• [GIVEN TASK]:
Extract the full set of records that follows, word for word.

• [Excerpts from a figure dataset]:

··········

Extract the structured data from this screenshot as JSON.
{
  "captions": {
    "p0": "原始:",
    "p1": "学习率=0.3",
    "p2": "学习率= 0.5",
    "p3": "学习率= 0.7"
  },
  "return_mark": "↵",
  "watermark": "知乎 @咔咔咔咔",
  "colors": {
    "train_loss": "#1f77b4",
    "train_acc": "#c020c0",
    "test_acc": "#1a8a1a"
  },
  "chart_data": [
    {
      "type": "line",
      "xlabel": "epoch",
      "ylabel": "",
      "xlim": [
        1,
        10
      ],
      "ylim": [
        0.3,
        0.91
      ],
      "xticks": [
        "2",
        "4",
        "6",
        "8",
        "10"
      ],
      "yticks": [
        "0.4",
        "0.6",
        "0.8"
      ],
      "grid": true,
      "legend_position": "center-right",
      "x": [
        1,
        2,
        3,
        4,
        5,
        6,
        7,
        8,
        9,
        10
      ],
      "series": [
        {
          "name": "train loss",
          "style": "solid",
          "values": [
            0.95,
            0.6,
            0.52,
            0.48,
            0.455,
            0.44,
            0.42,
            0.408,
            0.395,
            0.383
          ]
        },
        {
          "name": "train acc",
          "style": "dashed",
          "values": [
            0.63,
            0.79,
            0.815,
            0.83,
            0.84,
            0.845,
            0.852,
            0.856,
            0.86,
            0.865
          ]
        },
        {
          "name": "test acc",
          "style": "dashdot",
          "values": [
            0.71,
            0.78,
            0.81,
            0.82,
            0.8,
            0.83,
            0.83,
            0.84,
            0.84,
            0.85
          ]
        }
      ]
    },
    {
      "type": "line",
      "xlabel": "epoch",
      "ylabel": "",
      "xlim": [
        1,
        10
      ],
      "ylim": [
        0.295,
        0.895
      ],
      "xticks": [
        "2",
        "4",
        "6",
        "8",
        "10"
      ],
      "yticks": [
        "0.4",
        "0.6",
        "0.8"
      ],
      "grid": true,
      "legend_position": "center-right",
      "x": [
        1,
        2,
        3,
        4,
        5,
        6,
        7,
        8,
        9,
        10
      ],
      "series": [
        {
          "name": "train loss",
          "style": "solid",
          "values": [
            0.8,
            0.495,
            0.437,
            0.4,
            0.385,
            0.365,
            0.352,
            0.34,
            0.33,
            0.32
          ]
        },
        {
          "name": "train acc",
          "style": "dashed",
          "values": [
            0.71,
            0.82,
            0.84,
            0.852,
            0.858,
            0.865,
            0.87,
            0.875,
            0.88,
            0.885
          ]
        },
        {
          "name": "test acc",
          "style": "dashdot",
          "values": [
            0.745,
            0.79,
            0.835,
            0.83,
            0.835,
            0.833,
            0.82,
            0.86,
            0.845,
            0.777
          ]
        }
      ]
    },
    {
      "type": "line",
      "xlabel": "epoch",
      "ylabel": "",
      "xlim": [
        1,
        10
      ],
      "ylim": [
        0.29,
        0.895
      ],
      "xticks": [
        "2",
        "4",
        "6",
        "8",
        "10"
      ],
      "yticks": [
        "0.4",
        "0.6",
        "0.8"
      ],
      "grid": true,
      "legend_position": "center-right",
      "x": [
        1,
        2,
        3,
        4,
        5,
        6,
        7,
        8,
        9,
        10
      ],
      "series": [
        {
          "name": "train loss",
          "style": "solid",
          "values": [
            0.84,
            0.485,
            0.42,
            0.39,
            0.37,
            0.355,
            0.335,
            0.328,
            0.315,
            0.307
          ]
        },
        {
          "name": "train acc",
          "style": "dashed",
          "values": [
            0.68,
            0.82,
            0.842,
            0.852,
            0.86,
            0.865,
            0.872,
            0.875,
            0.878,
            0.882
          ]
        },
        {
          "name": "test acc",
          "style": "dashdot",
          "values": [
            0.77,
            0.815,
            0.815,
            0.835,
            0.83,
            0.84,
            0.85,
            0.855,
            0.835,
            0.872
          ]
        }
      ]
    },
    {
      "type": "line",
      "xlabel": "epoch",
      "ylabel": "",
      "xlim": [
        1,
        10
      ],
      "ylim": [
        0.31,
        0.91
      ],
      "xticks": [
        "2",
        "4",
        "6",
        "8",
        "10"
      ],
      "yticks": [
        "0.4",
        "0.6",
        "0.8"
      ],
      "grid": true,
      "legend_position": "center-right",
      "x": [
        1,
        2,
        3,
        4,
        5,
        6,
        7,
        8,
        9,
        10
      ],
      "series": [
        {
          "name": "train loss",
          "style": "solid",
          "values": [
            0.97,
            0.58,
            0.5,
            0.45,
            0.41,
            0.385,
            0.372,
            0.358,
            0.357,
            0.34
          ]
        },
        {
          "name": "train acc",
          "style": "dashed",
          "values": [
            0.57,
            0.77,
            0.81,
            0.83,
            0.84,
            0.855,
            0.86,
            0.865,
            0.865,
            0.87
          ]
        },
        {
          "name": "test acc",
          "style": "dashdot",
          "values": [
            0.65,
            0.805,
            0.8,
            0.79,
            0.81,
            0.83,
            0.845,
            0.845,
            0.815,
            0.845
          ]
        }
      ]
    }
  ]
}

··········

• [FINISHED ANSWER]:
Extract the structured data from this screenshot as JSON.
{
  "captions": {
    "p0": "原始:",
    "p1": "学习率=0.3",
    "p2": "学习率= 0.5",
    "p3": "学习率= 0.7"
  },
  "return_mark": "↵",
  "watermark": "知乎 @咔咔咔咔",
  "colors": {
    "train_loss": "#1f77b4",
    "train_acc": "#c020c0",
    "test_acc": "#1a8a1a"
  },
  "chart_data": [
    {
      "type": "line",
      "xlabel": "epoch",
      "ylabel": "",
      "xlim": [
        1,
        10
      ],
      "ylim": [
        0.3,
        0.91
      ],
      "xticks": [
        "2",
        "4",
        "6",
        "8",
        "10"
      ],
      "yticks": [
        "0.4",
        "0.6",
        "0.8"
      ],
      "grid": true,
      "legend_position": "center-right",
      "x": [
        1,
        2,
        3,
        4,
        5,
        6,
        7,
        8,
        9,
        10
      ],
      "series": [
        {
          "name": "train loss",
          "style": "solid",
          "values": [
            0.95,
            0.6,
            0.52,
            0.48,
            0.455,
            0.44,
            0.42,
            0.408,
            0.395,
            0.383
          ]
        },
        {
          "name": "train acc",
          "style": "dashed",
          "values": [
            0.63,
            0.79,
            0.815,
            0.83,
            0.84,
            0.845,
            0.852,
            0.856,
            0.86,
            0.865
          ]
        },
        {
          "name": "test acc",
          "style": "dashdot",
          "values": [
            0.71,
            0.78,
            0.81,
            0.82,
            0.8,
            0.83,
            0.83,
            0.84,
            0.84,
            0.85
          ]
        }
      ]
    },
    {
      "type": "line",
      "xlabel": "epoch",
      "ylabel": "",
      "xlim": [
        1,
        10
      ],
      "ylim": [
        0.295,
        0.895
      ],
      "xticks": [
        "2",
        "4",
        "6",
        "8",
        "10"
      ],
      "yticks": [
        "0.4",
        "0.6",
        "0.8"
      ],
      "grid": true,
      "legend_position": "center-right",
      "x": [
        1,
        2,
        3,
        4,
        5,
        6,
        7,
        8,
        9,
        10
      ],
      "series": [
        {
          "name": "train loss",
          "style": "solid",
          "values": [
            0.8,
            0.495,
            0.437,
            0.4,
            0.385,
            0.365,
            0.352,
            0.34,
            0.33,
            0.32
          ]
        },
        {
          "name": "train acc",
          "style": "dashed",
          "values": [
            0.71,
            0.82,
            0.84,
            0.852,
            0.858,
            0.865,
            0.87,
            0.875,
            0.88,
            0.885
          ]
        },
        {
          "name": "test acc",
          "style": "dashdot",
          "values": [
            0.745,
            0.79,
            0.835,
            0.83,
            0.835,
            0.833,
            0.82,
            0.86,
            0.845,
            0.777
          ]
        }
      ]
    },
    {
      "type": "line",
      "xlabel": "epoch",
      "ylabel": "",
      "xlim": [
        1,
        10
      ],
      "ylim": [
        0.29,
        0.895
      ],
      "xticks": [
        "2",
        "4",
        "6",
        "8",
        "10"
      ],
      "yticks": [
        "0.4",
        "0.6",
        "0.8"
      ],
      "grid": true,
      "legend_position": "center-right",
      "x": [
        1,
        2,
        3,
        4,
        5,
        6,
        7,
        8,
        9,
        10
      ],
      "series": [
        {
          "name": "train loss",
          "style": "solid",
          "values": [
            0.84,
            0.485,
            0.42,
            0.39,
            0.37,
            0.355,
            0.335,
            0.328,
            0.315,
            0.307
          ]
        },
        {
          "name": "train acc",
          "style": "dashed",
          "values": [
            0.68,
            0.82,
            0.842,
            0.852,
            0.86,
            0.865,
            0.872,
            0.875,
            0.878,
            0.882
          ]
        },
        {
          "name": "test acc",
          "style": "dashdot",
          "values": [
            0.77,
            0.815,
            0.815,
            0.835,
            0.83,
            0.84,
            0.85,
            0.855,
            0.835,
            0.872
          ]
        }
      ]
    },
    {
      "type": "line",
      "xlabel": "epoch",
      "ylabel": "",
      "xlim": [
        1,
        10
      ],
      "ylim": [
        0.31,
        0.91
      ],
      "xticks": [
        "2",
        "4",
        "6",
        "8",
        "10"
      ],
      "yticks": [
        "0.4",
        "0.6",
        "0.8"
      ],
      "grid": true,
      "legend_position": "center-right",
      "x": [
        1,
        2,
        3,
        4,
        5,
        6,
        7,
        8,
        9,
        10
      ],
      "series": [
        {
          "name": "train loss",
          "style": "solid",
          "values": [
            0.97,
            0.58,
            0.5,
            0.45,
            0.41,
            0.385,
            0.372,
            0.358,
            0.357,
            0.34
          ]
        },
        {
          "name": "train acc",
          "style": "dashed",
          "values": [
            0.57,
            0.77,
            0.81,
            0.83,
            0.84,
            0.855,
            0.86,
            0.865,
            0.865,
            0.87
          ]
        },
        {
          "name": "test acc",
          "style": "dashdot",
          "values": [
            0.65,
            0.805,
            0.8,
            0.79,
            0.81,
            0.83,
            0.845,
            0.845,
            0.815,
            0.845
          ]
        }
      ]
    }
  ]
}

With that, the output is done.